Start of DATASET ROWS

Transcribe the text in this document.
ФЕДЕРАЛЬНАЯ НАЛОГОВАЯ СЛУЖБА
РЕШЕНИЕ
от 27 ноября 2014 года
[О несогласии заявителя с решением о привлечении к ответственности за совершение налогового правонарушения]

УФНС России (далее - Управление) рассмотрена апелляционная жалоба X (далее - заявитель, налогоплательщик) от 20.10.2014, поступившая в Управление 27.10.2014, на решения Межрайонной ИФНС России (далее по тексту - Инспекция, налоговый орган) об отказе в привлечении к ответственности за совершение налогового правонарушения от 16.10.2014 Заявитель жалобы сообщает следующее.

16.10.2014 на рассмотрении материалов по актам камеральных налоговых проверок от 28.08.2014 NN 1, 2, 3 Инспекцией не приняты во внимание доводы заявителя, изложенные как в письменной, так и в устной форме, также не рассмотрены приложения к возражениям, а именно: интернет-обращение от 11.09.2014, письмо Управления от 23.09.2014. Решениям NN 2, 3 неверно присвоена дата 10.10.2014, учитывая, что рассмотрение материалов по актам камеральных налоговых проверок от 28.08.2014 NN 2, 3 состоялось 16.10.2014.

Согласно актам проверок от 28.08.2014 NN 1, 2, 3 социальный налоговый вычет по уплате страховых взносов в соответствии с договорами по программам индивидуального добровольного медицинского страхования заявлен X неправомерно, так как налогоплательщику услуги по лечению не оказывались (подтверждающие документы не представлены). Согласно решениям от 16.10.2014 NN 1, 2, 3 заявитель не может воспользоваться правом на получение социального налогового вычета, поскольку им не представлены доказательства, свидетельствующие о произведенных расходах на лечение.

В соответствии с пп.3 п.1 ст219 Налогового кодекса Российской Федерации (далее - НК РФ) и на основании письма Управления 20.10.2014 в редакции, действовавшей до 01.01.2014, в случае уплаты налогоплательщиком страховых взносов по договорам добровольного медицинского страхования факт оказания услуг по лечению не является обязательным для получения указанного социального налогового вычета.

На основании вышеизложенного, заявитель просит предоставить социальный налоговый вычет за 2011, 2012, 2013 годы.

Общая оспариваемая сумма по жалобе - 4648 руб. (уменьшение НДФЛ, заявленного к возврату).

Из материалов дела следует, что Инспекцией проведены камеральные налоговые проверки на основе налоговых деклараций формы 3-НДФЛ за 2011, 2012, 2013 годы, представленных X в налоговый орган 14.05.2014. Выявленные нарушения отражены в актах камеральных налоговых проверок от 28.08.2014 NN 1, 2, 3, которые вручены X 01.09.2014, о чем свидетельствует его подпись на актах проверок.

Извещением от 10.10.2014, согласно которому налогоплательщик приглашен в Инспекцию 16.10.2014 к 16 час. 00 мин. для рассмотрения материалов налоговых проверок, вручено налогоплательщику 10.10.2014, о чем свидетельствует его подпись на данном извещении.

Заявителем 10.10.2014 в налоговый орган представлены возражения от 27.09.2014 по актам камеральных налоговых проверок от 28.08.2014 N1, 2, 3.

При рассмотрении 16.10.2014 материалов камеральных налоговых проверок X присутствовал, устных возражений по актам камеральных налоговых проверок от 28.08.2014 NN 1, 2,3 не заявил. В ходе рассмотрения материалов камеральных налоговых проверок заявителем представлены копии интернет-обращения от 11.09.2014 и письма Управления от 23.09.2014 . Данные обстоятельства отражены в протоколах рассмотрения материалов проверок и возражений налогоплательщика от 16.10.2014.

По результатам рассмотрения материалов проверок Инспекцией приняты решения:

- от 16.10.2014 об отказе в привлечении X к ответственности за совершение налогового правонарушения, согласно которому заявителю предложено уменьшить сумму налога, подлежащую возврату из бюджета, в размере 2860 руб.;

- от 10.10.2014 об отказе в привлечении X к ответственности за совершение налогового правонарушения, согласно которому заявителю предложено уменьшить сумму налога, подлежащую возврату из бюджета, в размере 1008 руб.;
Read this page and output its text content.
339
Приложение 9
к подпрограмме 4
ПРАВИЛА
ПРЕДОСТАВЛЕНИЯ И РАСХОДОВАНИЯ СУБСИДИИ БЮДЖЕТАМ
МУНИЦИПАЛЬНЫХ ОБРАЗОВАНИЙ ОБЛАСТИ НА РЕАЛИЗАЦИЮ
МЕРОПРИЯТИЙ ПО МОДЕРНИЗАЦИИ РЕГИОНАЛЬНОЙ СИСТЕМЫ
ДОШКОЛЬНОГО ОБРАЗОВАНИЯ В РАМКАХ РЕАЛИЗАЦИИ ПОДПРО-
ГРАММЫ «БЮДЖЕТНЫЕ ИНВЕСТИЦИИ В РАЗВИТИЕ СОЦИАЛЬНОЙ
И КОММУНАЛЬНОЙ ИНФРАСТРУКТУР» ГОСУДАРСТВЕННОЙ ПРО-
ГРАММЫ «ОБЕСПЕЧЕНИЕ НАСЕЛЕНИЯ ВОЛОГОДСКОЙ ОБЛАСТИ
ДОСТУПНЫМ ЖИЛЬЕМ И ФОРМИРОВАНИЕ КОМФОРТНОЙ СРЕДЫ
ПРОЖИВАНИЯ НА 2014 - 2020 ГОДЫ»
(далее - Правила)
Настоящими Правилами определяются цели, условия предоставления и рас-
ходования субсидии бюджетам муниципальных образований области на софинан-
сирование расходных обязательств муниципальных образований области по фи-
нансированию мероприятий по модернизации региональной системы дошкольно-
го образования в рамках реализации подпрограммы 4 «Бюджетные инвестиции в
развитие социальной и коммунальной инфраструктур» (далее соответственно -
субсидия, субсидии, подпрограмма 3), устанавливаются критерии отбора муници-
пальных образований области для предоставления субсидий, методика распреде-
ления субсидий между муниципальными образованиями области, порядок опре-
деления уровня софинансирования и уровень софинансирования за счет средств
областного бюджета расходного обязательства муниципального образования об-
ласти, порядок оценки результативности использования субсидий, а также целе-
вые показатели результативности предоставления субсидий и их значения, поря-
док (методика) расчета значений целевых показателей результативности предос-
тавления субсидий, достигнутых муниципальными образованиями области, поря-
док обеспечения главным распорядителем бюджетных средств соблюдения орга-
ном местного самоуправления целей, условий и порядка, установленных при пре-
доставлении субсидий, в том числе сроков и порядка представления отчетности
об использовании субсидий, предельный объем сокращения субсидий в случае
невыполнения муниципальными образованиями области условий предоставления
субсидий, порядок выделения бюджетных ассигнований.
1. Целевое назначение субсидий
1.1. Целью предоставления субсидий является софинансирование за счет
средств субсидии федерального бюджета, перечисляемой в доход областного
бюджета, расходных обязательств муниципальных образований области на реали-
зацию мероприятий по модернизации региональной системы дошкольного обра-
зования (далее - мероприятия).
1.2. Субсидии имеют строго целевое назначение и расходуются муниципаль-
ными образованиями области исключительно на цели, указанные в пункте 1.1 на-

End of DATASET ROWS

=== WRITTEN PROBLEM ===
Identify each line holding the string "муниципальными", and copy it out.

=== THE COMPLETED TASK ===
ления субсидий между муниципальными образованиями области, порядок опре-
тавления субсидий, достигнутых муниципальными образованиями области, поря-
невыполнения муниципальными образованиями области условий предоставления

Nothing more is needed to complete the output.